# Start of DOCUMENT TEXT

# Navarre Beach Sharks



## Bass2Pomps (Mar 25, 2010)

The brother-in-law and I went out for some nightime beach fishing Saturday night. My 8 year old cousin wanted to chase some crabs, so we took her with us. We each set one line, then I started walking the beach with the little one. 

Before we could catch a crab, my brother-in-law was yelling at us to come back. I let my little cousin reel in her first shark. She is now hooked. We ended the night with 6 sharks. No big ones, but she loved every minute of it. 

Needless to say, after the first shark, the crab net stayed in the sand.


----------



## sniperpeeps (Mar 5, 2011)

My brother in law and I went Sat night at Navarre as well with no luck. We were using whole butterflied bobo's and didnt even get a nibble.


----------



## devinsdad (Mar 31, 2010)

That is great!!!! I love to read those posts about people, especially kids, hooked on sharkin. Way to go!


----------



## Deep South (Oct 8, 2007)

Great job. That looks like a baby bull shark.

Jeff

MyAmy


----------



## Chris V (Oct 18, 2007)

# End of DOCUMENT TEXT

WRITTEN PROBLEM 1
List every username that heads a post in the Navarre Beach sharks forum thread.
WRITTEN PROBLEM 2
Resume the Navarre Beach sharks forum thread from the point where it stops.

# Start of RECORD EXTRACTS

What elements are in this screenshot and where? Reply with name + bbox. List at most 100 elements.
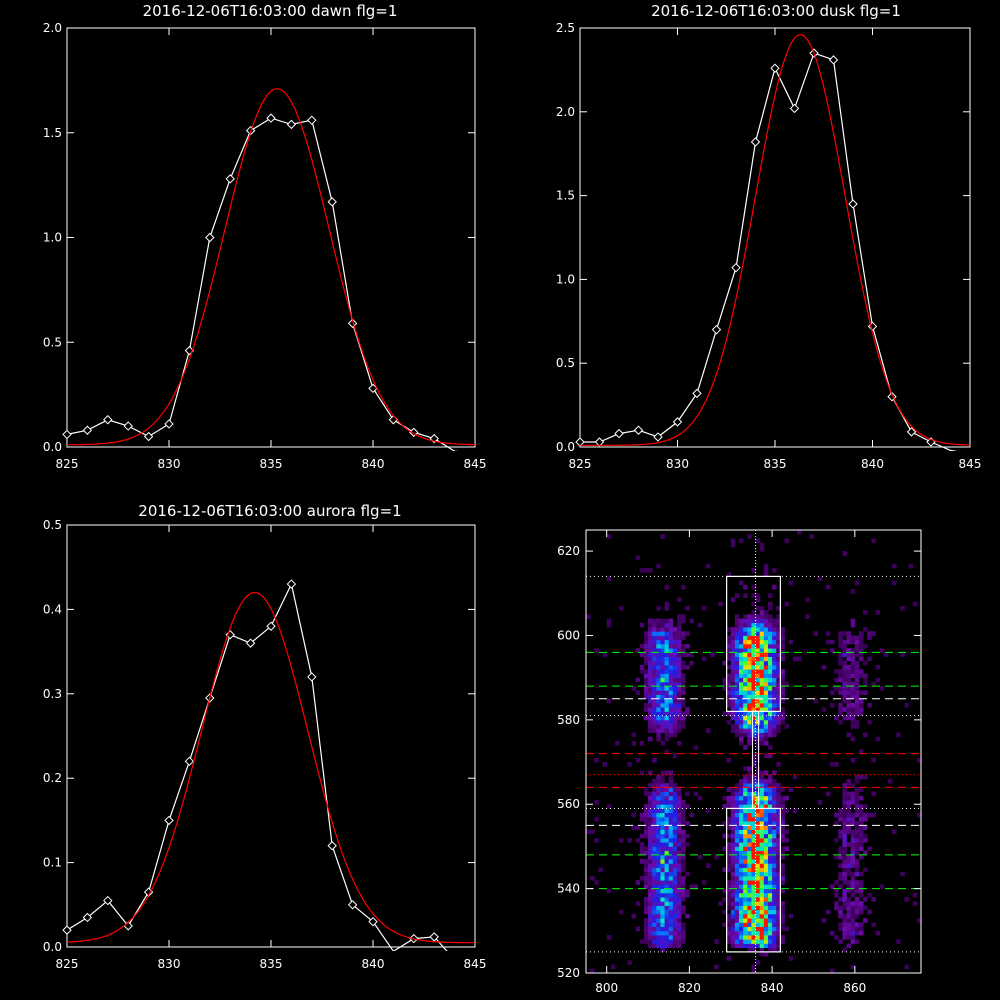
heatmap-cell [652,791,657,797]
heatmap-cell [734,837,740,843]
heatmap-cell [863,677,868,683]
heatmap-cell [656,800,661,805]
heatmap-cell [747,888,752,894]
heatmap-cell [780,901,785,906]
heatmap-cell [763,892,769,898]
heatmap-cell [755,665,761,670]
heatmap-cell [755,745,761,750]
heatmap-cell [668,639,674,645]
dusk-profile-panel: 2016-12-06T16:03:00 dusk flg=1 825 830 835… [556,2,982,471]
heatmap-cell [842,787,847,792]
dawn-data-point [143,431,154,442]
heatmap-cell [656,926,661,932]
heatmap-cell [776,702,781,708]
heatmap-cell [660,715,665,721]
heatmap-cell [656,825,661,830]
heatmap-cell [751,610,756,615]
heatmap-cell [681,867,686,873]
heatmap-cell [664,922,670,927]
heatmap-cell [780,669,785,674]
heatmap-cell [743,715,748,721]
heatmap-cell [734,686,740,691]
heatmap-cell [834,812,839,818]
heatmap-cell [743,816,748,822]
heatmap-cell [755,740,761,746]
heatmap-cell [755,880,761,885]
heatmap-cell [660,880,665,885]
heatmap-cell [759,660,765,666]
heatmap-cell [672,884,678,890]
heatmap-cell [648,660,653,666]
heatmap-cell [660,686,665,691]
heatmap-cell [676,618,682,624]
heatmap-cell [850,715,856,721]
heatmap-cell [643,643,649,649]
heatmap-cell [743,584,748,590]
heatmap-cell [767,631,773,636]
heatmap-cell [747,901,752,906]
heatmap-cell [772,837,777,843]
heatmap-cell [643,673,649,679]
heatmap-cell [767,656,773,662]
heatmap-cell [722,833,728,839]
heatmap-cell [648,770,653,776]
heatmap-cell [759,635,765,641]
heatmap-cell [739,652,744,657]
heatmap-cell [755,618,761,624]
heatmap-cell [854,665,860,670]
heatmap-cell [739,926,744,932]
heatmap-cell [643,635,649,641]
heatmap-cell [772,631,777,636]
heatmap-cell [730,939,736,944]
heatmap-cell [747,677,752,683]
heatmap-cell [664,707,670,712]
heatmap-cell [871,631,876,636]
heatmap-cell [776,871,781,877]
heatmap-cell [780,808,785,814]
heatmap-cell [813,698,819,704]
aurora-data-point [327,841,337,851]
heatmap-cell [871,757,876,763]
heatmap-cell [656,639,661,645]
heatmap-cell [643,922,649,927]
heatmap-cell [643,871,649,877]
heatmap-cell [759,854,765,860]
heatmap-cell [912,892,918,898]
heatmap-cell [780,694,785,700]
heatmap-cell [652,795,657,801]
heatmap-cell [759,711,765,717]
heatmap-cell [767,627,773,632]
heatmap-cell [854,698,860,704]
heatmap-cell [751,935,756,940]
heatmap-cell [858,837,864,843]
heatmap-cell [747,774,752,780]
heatmap-cell [739,901,744,906]
heatmap-cell [639,850,645,856]
heatmap-cell [858,749,864,755]
heatmap-cell [652,698,657,704]
heatmap-cell [734,859,740,864]
heatmap-cell [739,935,744,940]
heatmap-cell [648,791,653,797]
heatmap-cell [648,677,653,683]
heatmap-cell [668,871,674,877]
heatmap-cell [755,901,761,906]
heatmap-cell [743,863,748,868]
heatmap-cell [689,884,694,890]
heatmap-cell [776,631,781,636]
heatmap-cell [838,686,843,691]
heatmap-cell [643,833,649,839]
heatmap-cell [763,829,769,835]
heatmap-cell [639,846,645,852]
heatmap-cell [743,783,748,788]
heatmap-cell [652,846,657,852]
heatmap-cell [763,926,769,932]
heatmap-cell [858,842,864,847]
heatmap-cell [648,825,653,830]
heatmap-cell [739,690,744,695]
heatmap-cell [858,787,864,792]
heatmap-cell [664,728,670,733]
heatmap-cell [648,816,653,822]
heatmap-cell [858,774,864,780]
heatmap-cell [846,791,852,797]
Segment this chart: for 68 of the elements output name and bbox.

# End of RECORD EXTRACTS

EXERCISE OUTPUT 1
Bass2Pomps, sniperpeeps, devinsdad, Deep South, Chris V

EXERCISE OUTPUT 2
Nice little shark. From fins and coloration I'd say it's a blacknose (_Carcarhinus acronotus)_


----------



## ihnairb (Jul 15, 2010)

How did you avoid the grass!? I've had a hell of a time out here LOL!


----------



## Bass2Pomps (Mar 25, 2010)

Most of the grass had pushed all the way in to the beach where we were. We didnt have too much trouble with it...


----------



## ihnairb (Jul 15, 2010)

Nice, I haven't been so lucky. I'm gonna cry if this stuff doesn't go away! lol


----------



## bigcat1967 (Mar 19, 2011)

Hey - I'll be in Destin in a few weeks - since I'm from Ohio - not sure how easy I'll feel w/ all those sharks swimming around...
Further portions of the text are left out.